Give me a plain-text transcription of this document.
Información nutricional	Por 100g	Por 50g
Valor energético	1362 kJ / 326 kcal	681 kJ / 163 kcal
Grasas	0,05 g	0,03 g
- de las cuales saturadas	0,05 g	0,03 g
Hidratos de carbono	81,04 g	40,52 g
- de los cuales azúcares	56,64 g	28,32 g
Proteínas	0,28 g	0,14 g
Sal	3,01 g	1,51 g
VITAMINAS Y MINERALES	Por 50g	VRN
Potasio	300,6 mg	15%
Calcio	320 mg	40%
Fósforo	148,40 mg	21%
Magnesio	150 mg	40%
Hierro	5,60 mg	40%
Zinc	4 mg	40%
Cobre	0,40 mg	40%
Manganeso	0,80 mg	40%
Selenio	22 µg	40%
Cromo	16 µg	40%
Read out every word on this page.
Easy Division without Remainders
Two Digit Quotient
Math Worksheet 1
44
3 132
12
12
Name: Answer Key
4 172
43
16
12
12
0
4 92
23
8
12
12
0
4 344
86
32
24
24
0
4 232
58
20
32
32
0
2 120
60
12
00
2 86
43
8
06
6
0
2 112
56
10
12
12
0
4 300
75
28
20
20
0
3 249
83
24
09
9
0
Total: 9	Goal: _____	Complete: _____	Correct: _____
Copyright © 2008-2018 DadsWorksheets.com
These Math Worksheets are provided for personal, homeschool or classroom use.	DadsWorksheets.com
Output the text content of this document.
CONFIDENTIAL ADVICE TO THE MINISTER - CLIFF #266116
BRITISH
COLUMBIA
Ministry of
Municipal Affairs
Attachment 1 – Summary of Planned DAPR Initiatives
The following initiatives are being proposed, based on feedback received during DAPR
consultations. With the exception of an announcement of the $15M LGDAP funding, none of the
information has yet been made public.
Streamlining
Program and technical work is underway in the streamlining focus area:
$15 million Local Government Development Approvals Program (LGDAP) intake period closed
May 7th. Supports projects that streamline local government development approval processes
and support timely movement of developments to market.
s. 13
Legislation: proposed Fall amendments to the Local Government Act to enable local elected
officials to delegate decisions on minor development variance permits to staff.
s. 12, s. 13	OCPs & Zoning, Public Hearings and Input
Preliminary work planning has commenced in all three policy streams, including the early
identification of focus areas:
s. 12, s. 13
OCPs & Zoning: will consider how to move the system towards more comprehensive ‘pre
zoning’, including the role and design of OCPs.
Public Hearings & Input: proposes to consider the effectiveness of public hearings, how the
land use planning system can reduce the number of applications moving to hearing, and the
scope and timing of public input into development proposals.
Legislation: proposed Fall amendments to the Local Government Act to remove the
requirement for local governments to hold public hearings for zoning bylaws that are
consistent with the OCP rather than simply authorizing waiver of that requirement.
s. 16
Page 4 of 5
□ □ □ □
> **What you are asked to do**: Determine how many lines of the listing above include the word "document", and report that number only.

> **Result of the exercise**: 2